THE TASK: Show all lines that include the string "type"; copy each one.

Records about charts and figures
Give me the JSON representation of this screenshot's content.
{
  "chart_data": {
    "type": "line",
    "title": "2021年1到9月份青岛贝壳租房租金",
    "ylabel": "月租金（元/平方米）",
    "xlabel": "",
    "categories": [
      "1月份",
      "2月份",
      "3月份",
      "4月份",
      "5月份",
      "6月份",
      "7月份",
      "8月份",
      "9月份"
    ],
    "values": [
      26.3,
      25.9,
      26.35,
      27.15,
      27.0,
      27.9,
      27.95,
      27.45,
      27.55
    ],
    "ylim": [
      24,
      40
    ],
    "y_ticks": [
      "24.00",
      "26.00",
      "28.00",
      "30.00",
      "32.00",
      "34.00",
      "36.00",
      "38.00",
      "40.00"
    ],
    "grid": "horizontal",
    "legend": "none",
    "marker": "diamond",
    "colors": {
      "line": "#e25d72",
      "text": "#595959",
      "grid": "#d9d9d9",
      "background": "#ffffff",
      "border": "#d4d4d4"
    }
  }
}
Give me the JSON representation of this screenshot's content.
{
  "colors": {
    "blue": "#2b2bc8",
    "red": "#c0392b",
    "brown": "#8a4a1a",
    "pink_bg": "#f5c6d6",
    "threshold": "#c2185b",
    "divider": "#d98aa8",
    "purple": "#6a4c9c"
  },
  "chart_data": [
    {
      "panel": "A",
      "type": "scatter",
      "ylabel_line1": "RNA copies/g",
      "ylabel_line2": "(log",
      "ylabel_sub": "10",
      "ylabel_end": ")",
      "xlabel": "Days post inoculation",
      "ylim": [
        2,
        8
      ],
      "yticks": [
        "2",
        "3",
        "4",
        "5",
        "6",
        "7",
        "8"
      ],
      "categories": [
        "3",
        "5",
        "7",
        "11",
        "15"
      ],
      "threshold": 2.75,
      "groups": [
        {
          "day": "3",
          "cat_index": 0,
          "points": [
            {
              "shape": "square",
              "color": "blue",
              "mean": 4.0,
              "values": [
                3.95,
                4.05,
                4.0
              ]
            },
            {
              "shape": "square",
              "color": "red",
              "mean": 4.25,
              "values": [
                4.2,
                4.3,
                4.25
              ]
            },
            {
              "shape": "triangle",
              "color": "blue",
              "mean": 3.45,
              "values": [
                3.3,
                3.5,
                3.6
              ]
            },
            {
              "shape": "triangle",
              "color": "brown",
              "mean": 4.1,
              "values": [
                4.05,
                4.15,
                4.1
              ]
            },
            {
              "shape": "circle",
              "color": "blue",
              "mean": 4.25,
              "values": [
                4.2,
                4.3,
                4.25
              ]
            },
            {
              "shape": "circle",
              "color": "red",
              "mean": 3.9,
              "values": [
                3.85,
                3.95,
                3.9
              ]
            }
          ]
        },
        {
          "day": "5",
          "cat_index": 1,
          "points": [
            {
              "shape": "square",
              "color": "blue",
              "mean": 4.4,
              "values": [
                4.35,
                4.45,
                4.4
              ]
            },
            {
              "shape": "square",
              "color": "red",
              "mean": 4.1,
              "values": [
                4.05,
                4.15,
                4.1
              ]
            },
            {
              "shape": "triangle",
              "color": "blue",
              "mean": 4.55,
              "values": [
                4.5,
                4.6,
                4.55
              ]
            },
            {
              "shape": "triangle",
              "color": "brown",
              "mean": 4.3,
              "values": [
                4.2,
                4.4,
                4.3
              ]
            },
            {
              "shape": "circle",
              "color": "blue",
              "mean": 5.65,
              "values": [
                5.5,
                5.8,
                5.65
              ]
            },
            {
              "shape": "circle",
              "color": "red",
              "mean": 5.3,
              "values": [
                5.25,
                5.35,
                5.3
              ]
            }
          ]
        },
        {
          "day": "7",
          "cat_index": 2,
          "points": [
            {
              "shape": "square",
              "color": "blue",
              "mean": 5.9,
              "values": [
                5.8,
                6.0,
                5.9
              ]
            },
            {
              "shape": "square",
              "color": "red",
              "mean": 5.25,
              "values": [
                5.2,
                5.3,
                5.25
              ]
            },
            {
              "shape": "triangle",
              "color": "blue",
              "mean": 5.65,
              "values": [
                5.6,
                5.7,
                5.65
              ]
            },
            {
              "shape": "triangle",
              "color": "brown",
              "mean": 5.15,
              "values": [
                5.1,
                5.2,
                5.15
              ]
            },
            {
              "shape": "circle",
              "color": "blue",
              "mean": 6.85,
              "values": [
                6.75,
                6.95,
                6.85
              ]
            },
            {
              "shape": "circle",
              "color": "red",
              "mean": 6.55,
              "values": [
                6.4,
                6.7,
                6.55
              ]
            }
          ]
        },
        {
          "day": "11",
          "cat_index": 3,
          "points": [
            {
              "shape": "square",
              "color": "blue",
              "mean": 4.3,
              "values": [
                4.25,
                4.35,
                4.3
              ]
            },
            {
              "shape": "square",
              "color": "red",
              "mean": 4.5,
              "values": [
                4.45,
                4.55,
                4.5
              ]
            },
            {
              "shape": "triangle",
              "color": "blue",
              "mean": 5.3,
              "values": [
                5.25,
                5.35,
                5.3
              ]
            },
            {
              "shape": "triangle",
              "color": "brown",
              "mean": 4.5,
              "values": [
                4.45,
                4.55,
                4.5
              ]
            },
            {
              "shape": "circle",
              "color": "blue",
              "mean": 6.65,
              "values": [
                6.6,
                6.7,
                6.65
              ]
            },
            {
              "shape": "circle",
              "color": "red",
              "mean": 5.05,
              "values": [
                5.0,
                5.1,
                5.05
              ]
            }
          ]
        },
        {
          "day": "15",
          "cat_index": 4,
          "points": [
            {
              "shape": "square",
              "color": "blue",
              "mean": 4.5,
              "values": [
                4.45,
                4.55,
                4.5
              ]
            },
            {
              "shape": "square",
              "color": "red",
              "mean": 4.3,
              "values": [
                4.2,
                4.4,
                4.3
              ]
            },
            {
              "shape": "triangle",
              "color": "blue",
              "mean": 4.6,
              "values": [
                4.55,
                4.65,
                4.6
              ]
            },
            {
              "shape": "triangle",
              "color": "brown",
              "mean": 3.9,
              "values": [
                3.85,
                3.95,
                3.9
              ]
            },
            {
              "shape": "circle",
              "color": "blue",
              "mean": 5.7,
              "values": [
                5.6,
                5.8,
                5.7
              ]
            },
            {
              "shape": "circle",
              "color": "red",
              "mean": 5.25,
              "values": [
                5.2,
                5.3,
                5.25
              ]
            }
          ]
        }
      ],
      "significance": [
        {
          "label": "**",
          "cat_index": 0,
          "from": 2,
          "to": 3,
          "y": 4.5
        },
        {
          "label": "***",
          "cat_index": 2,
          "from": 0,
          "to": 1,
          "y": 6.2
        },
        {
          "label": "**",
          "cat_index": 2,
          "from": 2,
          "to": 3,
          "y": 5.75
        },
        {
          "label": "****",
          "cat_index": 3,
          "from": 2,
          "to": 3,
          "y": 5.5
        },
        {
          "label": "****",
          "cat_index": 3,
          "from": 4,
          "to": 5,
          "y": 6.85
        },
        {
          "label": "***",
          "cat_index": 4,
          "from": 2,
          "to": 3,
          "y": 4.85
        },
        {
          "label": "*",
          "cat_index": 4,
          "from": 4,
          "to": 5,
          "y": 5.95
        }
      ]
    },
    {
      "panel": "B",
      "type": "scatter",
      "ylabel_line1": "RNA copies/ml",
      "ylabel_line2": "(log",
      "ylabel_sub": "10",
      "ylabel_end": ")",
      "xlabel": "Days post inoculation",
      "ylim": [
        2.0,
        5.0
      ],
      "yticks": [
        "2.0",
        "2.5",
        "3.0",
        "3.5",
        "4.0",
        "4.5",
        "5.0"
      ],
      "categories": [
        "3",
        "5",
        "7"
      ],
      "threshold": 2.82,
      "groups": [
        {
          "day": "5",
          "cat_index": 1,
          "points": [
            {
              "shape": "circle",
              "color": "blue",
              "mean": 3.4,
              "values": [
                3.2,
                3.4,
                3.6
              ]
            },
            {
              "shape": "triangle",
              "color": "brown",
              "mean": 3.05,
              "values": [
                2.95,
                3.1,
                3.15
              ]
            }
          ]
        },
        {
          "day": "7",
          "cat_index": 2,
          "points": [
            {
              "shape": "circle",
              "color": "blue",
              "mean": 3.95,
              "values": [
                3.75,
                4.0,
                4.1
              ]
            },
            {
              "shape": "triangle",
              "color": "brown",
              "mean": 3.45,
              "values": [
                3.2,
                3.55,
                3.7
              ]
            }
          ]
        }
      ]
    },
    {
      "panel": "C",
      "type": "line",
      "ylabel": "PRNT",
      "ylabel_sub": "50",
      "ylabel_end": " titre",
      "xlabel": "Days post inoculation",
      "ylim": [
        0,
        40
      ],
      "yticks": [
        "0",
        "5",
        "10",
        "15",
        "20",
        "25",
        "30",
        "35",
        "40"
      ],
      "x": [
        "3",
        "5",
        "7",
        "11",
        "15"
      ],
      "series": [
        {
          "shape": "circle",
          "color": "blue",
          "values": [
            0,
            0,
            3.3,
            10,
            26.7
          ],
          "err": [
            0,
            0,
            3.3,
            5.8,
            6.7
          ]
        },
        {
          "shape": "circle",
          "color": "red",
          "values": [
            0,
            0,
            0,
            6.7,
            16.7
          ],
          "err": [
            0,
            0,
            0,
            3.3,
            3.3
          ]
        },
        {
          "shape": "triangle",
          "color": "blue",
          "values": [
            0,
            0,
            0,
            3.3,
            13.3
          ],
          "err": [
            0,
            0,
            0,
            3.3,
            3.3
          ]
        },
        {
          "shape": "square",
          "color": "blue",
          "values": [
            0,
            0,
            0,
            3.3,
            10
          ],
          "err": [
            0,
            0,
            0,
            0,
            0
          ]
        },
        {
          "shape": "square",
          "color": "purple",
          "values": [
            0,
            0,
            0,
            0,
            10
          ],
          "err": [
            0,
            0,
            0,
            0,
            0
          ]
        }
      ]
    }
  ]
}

IN RESPONSE:
    "type": "line",
      "type": "scatter",
      "type": "scatter",
      "type": "line",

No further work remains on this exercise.